◆ THE EXERCISE ◆
Print all the entries verbatim.

Data entries
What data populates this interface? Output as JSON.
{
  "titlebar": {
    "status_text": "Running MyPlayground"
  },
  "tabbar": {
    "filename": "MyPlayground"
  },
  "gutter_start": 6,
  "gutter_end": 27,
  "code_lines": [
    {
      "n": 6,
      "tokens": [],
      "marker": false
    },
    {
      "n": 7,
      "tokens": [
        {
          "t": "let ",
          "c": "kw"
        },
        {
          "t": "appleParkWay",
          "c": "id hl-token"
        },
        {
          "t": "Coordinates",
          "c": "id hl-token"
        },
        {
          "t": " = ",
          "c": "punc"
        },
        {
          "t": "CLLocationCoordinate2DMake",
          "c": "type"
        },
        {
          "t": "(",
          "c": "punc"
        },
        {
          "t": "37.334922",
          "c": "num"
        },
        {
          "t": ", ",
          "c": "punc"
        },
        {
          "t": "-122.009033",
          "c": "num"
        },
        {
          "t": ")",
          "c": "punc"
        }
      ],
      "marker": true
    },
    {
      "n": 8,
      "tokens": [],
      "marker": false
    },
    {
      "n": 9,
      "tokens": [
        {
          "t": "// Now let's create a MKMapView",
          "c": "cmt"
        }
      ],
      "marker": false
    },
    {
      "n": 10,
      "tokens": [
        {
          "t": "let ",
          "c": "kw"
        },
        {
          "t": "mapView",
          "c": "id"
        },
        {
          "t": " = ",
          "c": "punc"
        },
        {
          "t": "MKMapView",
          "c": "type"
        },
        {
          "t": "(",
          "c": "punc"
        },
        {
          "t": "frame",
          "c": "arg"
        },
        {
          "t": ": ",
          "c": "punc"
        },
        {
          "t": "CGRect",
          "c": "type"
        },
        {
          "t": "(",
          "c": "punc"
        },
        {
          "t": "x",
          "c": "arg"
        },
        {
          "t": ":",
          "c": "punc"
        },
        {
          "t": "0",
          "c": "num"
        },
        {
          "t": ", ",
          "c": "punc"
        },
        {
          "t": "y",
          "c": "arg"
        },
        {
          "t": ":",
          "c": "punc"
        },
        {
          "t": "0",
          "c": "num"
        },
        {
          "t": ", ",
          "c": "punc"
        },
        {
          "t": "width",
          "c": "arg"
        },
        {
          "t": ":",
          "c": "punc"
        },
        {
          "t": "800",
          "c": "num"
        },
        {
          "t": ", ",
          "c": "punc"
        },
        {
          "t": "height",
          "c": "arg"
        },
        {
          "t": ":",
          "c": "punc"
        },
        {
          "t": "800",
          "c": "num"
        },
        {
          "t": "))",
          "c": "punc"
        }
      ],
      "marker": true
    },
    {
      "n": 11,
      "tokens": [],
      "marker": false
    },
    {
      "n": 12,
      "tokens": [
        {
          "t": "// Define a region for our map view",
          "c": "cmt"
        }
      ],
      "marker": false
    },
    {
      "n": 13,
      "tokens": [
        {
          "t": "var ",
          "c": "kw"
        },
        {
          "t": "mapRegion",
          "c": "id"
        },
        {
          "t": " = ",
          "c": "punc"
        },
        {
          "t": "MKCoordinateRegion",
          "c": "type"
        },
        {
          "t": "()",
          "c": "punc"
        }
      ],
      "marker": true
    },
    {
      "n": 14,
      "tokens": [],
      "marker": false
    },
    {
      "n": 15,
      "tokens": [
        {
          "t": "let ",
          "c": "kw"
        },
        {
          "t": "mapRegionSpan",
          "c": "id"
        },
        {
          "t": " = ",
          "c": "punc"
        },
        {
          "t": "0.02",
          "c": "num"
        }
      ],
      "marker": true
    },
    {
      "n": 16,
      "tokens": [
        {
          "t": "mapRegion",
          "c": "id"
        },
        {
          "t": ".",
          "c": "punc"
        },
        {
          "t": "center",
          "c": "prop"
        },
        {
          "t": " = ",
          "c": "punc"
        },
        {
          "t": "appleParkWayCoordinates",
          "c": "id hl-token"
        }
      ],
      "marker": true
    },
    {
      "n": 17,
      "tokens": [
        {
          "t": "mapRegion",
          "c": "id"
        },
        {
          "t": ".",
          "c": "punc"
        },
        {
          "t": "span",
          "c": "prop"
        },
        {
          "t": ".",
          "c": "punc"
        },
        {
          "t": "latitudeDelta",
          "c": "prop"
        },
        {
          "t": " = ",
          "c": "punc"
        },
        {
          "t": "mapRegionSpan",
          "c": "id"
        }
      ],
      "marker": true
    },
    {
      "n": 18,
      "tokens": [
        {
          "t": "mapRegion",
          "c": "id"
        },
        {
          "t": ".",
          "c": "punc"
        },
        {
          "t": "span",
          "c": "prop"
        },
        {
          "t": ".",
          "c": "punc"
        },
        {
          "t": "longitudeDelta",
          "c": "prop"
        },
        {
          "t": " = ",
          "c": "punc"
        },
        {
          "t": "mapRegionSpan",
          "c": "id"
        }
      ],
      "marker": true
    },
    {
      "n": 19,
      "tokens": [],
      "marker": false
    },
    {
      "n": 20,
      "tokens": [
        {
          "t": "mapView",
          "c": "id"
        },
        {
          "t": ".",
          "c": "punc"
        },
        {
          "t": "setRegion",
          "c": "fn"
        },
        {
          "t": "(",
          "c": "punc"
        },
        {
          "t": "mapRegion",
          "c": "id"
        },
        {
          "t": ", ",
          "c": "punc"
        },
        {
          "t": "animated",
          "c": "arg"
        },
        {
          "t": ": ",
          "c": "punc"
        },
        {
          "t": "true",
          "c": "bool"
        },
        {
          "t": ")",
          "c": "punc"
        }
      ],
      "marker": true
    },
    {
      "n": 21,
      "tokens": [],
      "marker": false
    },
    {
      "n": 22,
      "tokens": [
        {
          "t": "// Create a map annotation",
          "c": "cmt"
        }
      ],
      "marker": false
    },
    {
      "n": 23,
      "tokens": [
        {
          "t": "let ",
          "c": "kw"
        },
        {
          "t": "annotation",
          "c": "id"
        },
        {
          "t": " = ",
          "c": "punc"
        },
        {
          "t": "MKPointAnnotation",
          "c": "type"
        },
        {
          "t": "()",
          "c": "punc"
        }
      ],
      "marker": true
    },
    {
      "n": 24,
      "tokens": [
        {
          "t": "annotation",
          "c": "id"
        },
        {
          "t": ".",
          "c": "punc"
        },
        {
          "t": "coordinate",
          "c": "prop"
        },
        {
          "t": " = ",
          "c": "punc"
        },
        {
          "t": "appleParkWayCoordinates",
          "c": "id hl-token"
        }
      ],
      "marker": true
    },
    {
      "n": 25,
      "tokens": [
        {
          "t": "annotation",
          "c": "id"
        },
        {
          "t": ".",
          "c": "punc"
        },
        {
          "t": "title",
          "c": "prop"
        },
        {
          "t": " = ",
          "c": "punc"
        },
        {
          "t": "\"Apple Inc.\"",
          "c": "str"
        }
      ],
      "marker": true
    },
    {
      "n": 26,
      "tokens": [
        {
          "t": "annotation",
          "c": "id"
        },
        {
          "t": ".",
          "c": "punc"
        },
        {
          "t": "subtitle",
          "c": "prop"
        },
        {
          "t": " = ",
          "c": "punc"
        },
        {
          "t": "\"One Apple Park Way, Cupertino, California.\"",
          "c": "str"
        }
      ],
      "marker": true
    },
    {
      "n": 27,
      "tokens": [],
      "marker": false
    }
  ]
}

◆ EXERCISE OUTPUT ◆
What data populates this interface? Output as JSON.
{
  "titlebar": {
    "status_text": "Running MyPlayground"
  },
  "tabbar": {
    "filename": "MyPlayground"
  },
  "gutter_start": 6,
  "gutter_end": 27,
  "code_lines": [
    {
      "n": 6,
      "tokens": [],
      "marker": false
    },
    {
      "n": 7,
      "tokens": [
        {
          "t": "let ",
          "c": "kw"
        },
        {
          "t": "appleParkWay",
          "c": "id hl-token"
        },
        {
          "t": "Coordinates",
          "c": "id hl-token"
        },
        {
          "t": " = ",
          "c": "punc"
        },
        {
          "t": "CLLocationCoordinate2DMake",
          "c": "type"
        },
        {
          "t": "(",
          "c": "punc"
        },
        {
          "t": "37.334922",
          "c": "num"
        },
        {
          "t": ", ",
          "c": "punc"
        },
        {
          "t": "-122.009033",
          "c": "num"
        },
        {
          "t": ")",
          "c": "punc"
        }
      ],
      "marker": true
    },
    {
      "n": 8,
      "tokens": [],
      "marker": false
    },
    {
      "n": 9,
      "tokens": [
        {
          "t": "// Now let's create a MKMapView",
          "c": "cmt"
        }
      ],
      "marker": false
    },
    {
      "n": 10,
      "tokens": [
        {
          "t": "let ",
          "c": "kw"
        },
        {
          "t": "mapView",
          "c": "id"
        },
        {
          "t": " = ",
          "c": "punc"
        },
        {
          "t": "MKMapView",
          "c": "type"
        },
        {
          "t": "(",
          "c": "punc"
        },
        {
          "t": "frame",
          "c": "arg"
        },
        {
          "t": ": ",
          "c": "punc"
        },
        {
          "t": "CGRect",
          "c": "type"
        },
        {
          "t": "(",
          "c": "punc"
        },
        {
          "t": "x",
          "c": "arg"
        },
        {
          "t": ":",
          "c": "punc"
        },
        {
          "t": "0",
          "c": "num"
        },
        {
          "t": ", ",
          "c": "punc"
        },
        {
          "t": "y",
          "c": "arg"
        },
        {
          "t": ":",
          "c": "punc"
        },
        {
          "t": "0",
          "c": "num"
        },
        {
          "t": ", ",
          "c": "punc"
        },
        {
          "t": "width",
          "c": "arg"
        },
        {
          "t": ":",
          "c": "punc"
        },
        {
          "t": "800",
          "c": "num"
        },
        {
          "t": ", ",
          "c": "punc"
        },
        {
          "t": "height",
          "c": "arg"
        },
        {
          "t": ":",
          "c": "punc"
        },
        {
          "t": "800",
          "c": "num"
        },
        {
          "t": "))",
          "c": "punc"
        }
      ],
      "marker": true
    },
    {
      "n": 11,
      "tokens": [],
      "marker": false
    },
    {
      "n": 12,
      "tokens": [
        {
          "t": "// Define a region for our map view",
          "c": "cmt"
        }
      ],
      "marker": false
    },
    {
      "n": 13,
      "tokens": [
        {
          "t": "var ",
          "c": "kw"
        },
        {
          "t": "mapRegion",
          "c": "id"
        },
        {
          "t": " = ",
          "c": "punc"
        },
        {
          "t": "MKCoordinateRegion",
          "c": "type"
        },
        {
          "t": "()",
          "c": "punc"
        }
      ],
      "marker": true
    },
    {
      "n": 14,
      "tokens": [],
      "marker": false
    },
    {
      "n": 15,
      "tokens": [
        {
          "t": "let ",
          "c": "kw"
        },
        {
          "t": "mapRegionSpan",
          "c": "id"
        },
        {
          "t": " = ",
          "c": "punc"
        },
        {
          "t": "0.02",
          "c": "num"
        }
      ],
      "marker": true
    },
    {
      "n": 16,
      "tokens": [
        {
          "t": "mapRegion",
          "c": "id"
        },
        {
          "t": ".",
          "c": "punc"
        },
        {
          "t": "center",
          "c": "prop"
        },
        {
          "t": " = ",
          "c": "punc"
        },
        {
          "t": "appleParkWayCoordinates",
          "c": "id hl-token"
        }
      ],
      "marker": true
    },
    {
      "n": 17,
      "tokens": [
        {
          "t": "mapRegion",
          "c": "id"
        },
        {
          "t": ".",
          "c": "punc"
        },
        {
          "t": "span",
          "c": "prop"
        },
        {
          "t": ".",
          "c": "punc"
        },
        {
          "t": "latitudeDelta",
          "c": "prop"
        },
        {
          "t": " = ",
          "c": "punc"
        },
        {
          "t": "mapRegionSpan",
          "c": "id"
        }
      ],
      "marker": true
    },
    {
      "n": 18,
      "tokens": [
        {
          "t": "mapRegion",
          "c": "id"
        },
        {
          "t": ".",
          "c": "punc"
        },
        {
          "t": "span",
          "c": "prop"
        },
        {
          "t": ".",
          "c": "punc"
        },
        {
          "t": "longitudeDelta",
          "c": "prop"
        },
        {
          "t": " = ",
          "c": "punc"
        },
        {
          "t": "mapRegionSpan",
          "c": "id"
        }
      ],
      "marker": true
    },
    {
      "n": 19,
      "tokens": [],
      "marker": false
    },
    {
      "n": 20,
      "tokens": [
        {
          "t": "mapView",
          "c": "id"
        },
        {
          "t": ".",
          "c": "punc"
        },
        {
          "t": "setRegion",
          "c": "fn"
        },
        {
          "t": "(",
          "c": "punc"
        },
        {
          "t": "mapRegion",
          "c": "id"
        },
        {
          "t": ", ",
          "c": "punc"
        },
        {
          "t": "animated",
          "c": "arg"
        },
        {
          "t": ": ",
          "c": "punc"
        },
        {
          "t": "true",
          "c": "bool"
        },
        {
          "t": ")",
          "c": "punc"
        }
      ],
      "marker": true
    },
    {
      "n": 21,
      "tokens": [],
      "marker": false
    },
    {
      "n": 22,
      "tokens": [
        {
          "t": "// Create a map annotation",
          "c": "cmt"
        }
      ],
      "marker": false
    },
    {
      "n": 23,
      "tokens": [
        {
          "t": "let ",
          "c": "kw"
        },
        {
          "t": "annotation",
          "c": "id"
        },
        {
          "t": " = ",
          "c": "punc"
        },
        {
          "t": "MKPointAnnotation",
          "c": "type"
        },
        {
          "t": "()",
          "c": "punc"
        }
      ],
      "marker": true
    },
    {
      "n": 24,
      "tokens": [
        {
          "t": "annotation",
          "c": "id"
        },
        {
          "t": ".",
          "c": "punc"
        },
        {
          "t": "coordinate",
          "c": "prop"
        },
        {
          "t": " = ",
          "c": "punc"
        },
        {
          "t": "appleParkWayCoordinates",
          "c": "id hl-token"
        }
      ],
      "marker": true
    },
    {
      "n": 25,
      "tokens": [
        {
          "t": "annotation",
          "c": "id"
        },
        {
          "t": ".",
          "c": "punc"
        },
        {
          "t": "title",
          "c": "prop"
        },
        {
          "t": " = ",
          "c": "punc"
        },
        {
          "t": "\"Apple Inc.\"",
          "c": "str"
        }
      ],
      "marker": true
    },
    {
      "n": 26,
      "tokens": [
        {
          "t": "annotation",
          "c": "id"
        },
        {
          "t": ".",
          "c": "punc"
        },
        {
          "t": "subtitle",
          "c": "prop"
        },
        {
          "t": " = ",
          "c": "punc"
        },
        {
          "t": "\"One Apple Park Way, Cupertino, California.\"",
          "c": "str"
        }
      ],
      "marker": true
    },
    {
      "n": 27,
      "tokens": [],
      "marker": false
    }
  ]
}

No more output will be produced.